St. Joseph Basilica, Edmonton
June 28, 2016
We’ve gathered this evening to express the welcome of this local Catholic community to the refugees who have recently come to us in search of a new home and a new life. Obviously we cannot pretend to know the pain you have experienced and continue to endure at having had to leave your homes under very terrible circumstances. You are our brothers and sisters, and we wish to extend to you not only our words and gestures of welcome but also our pledges and deeds of support. What you have known as home is now behind you; you seek now to establish a new home here in this country. We want to assure you that you have, too, a home — a real home — here in the Church where we are all one as children of our loving God.
I wish this mass also to be an occasion to offer thanks to the many parishioners who have made sacrifice of their time and resources to embrace the refugees in their time of need. This is all unfolding in the Year of Mercy, and you have responded to the call of our Holy Father, Pope Francis - indeed, to the call of the Gospel - to extend your hands and hearts in concrete acts of mercy to help alleviate the suffering that has been inflicted upon the people of the Middle East.
════════════════
▶ _WHAT TO DO_
**1)** In the refugee welcome address, what year does the speaker say these events are unfolding in?
**2)** Name the four things the refugee welcome address says the community wishes to extend to the refugees.
**3)** Carry on the refugee welcome address from its last sentence.
The entries after this point come from a separate source.

▶ _SUPPLIED ENTRIES_
════════════════
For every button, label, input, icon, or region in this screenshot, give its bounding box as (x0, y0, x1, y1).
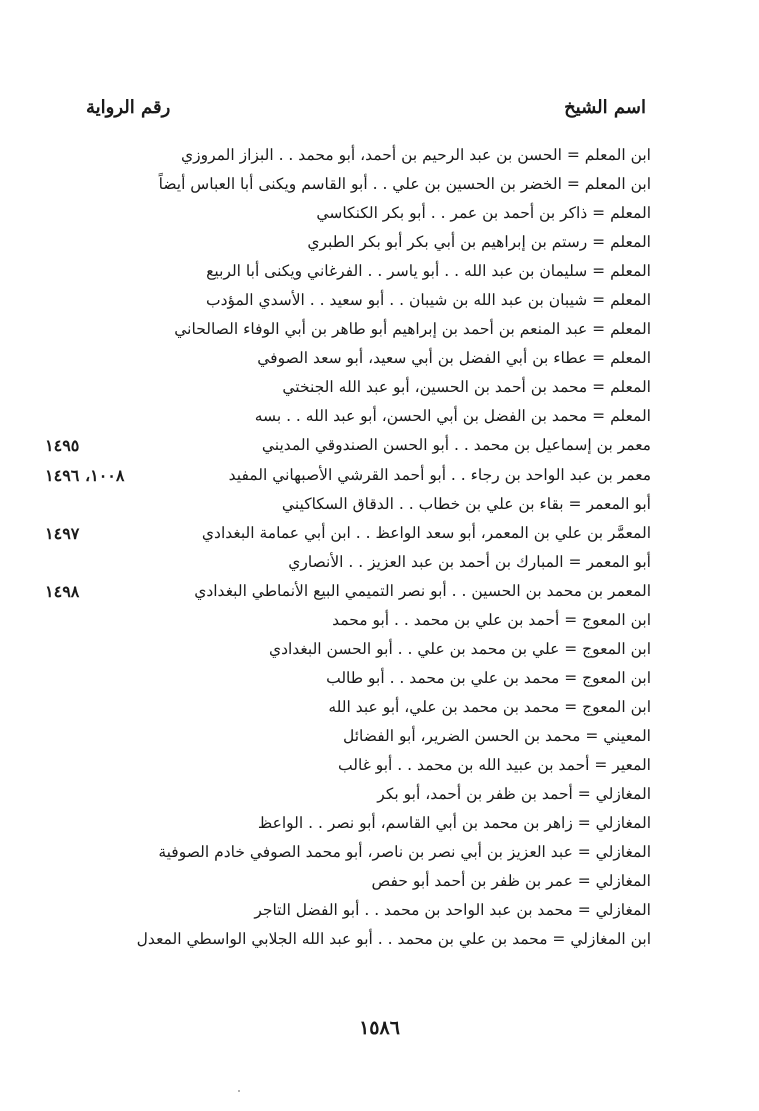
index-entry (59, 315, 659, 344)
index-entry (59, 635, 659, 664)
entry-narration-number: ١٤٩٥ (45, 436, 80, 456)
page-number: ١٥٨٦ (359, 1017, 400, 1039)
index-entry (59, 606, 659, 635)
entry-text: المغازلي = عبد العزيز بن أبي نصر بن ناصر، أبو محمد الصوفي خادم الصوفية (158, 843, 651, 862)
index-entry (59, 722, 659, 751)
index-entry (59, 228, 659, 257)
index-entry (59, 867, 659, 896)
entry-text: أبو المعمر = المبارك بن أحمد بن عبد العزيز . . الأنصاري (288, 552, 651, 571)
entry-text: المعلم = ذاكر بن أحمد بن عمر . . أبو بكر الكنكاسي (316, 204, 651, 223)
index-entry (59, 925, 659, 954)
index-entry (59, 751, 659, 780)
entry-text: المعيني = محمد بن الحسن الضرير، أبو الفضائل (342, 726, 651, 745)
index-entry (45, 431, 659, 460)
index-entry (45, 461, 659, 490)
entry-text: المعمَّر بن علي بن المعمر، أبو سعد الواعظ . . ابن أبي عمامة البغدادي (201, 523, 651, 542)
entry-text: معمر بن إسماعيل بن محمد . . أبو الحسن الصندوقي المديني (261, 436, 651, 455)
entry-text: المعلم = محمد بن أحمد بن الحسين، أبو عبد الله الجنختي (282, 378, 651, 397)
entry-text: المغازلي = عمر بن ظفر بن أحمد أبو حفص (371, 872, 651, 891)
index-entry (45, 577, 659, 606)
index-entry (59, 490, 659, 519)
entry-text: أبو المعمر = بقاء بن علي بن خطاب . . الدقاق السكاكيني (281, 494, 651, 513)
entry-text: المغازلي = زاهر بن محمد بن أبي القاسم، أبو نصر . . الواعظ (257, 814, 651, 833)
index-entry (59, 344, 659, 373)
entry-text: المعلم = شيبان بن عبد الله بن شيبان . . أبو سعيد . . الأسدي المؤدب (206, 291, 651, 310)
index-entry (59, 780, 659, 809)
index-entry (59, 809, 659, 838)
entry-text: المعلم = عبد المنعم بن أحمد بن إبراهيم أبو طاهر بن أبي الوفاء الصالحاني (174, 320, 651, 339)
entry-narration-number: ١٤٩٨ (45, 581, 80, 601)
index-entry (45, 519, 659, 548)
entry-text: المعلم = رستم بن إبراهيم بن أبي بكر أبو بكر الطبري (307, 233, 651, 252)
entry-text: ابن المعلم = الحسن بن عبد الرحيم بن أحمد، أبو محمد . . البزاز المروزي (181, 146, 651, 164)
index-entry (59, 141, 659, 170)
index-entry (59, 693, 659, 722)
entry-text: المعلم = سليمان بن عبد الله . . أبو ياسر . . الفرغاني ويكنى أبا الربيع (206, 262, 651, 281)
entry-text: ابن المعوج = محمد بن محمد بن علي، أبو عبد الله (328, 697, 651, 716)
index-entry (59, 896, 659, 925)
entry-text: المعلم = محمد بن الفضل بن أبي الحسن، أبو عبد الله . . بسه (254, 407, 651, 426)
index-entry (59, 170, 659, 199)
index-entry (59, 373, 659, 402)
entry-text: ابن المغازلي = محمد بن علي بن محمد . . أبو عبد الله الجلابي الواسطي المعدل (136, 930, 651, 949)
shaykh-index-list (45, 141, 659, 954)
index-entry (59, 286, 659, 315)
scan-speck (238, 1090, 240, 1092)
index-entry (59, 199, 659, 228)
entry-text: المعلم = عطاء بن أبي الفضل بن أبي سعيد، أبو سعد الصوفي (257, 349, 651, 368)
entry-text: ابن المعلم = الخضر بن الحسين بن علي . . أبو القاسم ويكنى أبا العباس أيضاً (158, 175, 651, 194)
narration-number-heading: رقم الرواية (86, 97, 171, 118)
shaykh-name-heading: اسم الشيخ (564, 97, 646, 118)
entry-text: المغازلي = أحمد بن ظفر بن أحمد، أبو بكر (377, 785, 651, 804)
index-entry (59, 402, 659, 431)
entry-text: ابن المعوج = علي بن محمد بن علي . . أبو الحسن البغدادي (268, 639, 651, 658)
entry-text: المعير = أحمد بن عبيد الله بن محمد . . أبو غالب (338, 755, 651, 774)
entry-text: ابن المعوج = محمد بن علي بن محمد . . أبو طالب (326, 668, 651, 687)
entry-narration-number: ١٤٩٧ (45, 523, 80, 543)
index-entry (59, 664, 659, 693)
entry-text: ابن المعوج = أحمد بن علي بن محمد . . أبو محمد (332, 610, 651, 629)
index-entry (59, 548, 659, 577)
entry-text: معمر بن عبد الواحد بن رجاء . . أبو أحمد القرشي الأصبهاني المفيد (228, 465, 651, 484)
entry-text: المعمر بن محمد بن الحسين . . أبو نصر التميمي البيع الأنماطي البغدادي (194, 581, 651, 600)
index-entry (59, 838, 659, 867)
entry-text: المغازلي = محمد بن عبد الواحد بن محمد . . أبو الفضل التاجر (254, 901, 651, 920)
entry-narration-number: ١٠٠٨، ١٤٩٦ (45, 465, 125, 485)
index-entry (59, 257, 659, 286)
════════════════
▶ _TASK ANSWERS_
**1)** The Year of Mercy.

**2)** Words of welcome, gestures of welcome, pledges of support, and deeds of support.

**3)**
The refugee, as the word suggests, is one who seeks refuge in a new environment of safety. At one level this occurs as a move from one geographical territory to another. As a people of faith we recognize that the seeking of refuge must also unfold at another level — a deeper one — whereby we seek refuge not in a country but in a person. Our true refuge is God. We seek shelter in his embrace of mercy and compassion. We find a whole new source of hope in his promise to be with us in the power of his love. That love of God has come to us in the person of Jesus Christ, and the Scripture readings that we have heard this evening describe for us the new life, the new hope, the new beginnings that come about when we turn to Jesus and take refuge in him.
The Gospel account recalls the encounter between St. Peter and Jesus on the shore of the Sea of Galilee shortly after the death and resurrection of the Lord. This is the first time Peter meets Jesus after he had betrayed him. He would be understandably full of remorse, and anxious about the type of reception he would receive from Jesus. But Jesus asks him only one question: do you love me. This question is an invitation to Peter to flee from his imprisonment of guilt and take refuge in the Lord’s compassion. Peter finds himself forgiven and is set free to serve the Lord as head of the Church.
St. Paul, in the second reading, tells of his encounter with the love of Jesus. Paul had been a fierce persecutor of the Church. He met Jesus, as we know, in the land of Syria, on the road to Damascus, where Jesus asked why he was persecuting him. This was an invitation to Paul to flee from the hatred by which his heart was bound and hardened, and to seek refuge in the love of Christ. This encounter left Paul thoroughly changed, and empowered him to be the great Apostle to the Gentile world, beginning from Damascus.
The reading from Acts tells us of a great miracle of healing by St. Peter when he and St. John encountered a lame man at a gate of the Temple. The exercise of this kind of power by the apostles teaches that the saving grace present in the person of Jesus Christ is now active in and through his Church. Thus the summons to walk made by Peter to the lame man is a call to flee the paralysis that hobbled his life and to seek refuge in the Church, which is the Body of Christ.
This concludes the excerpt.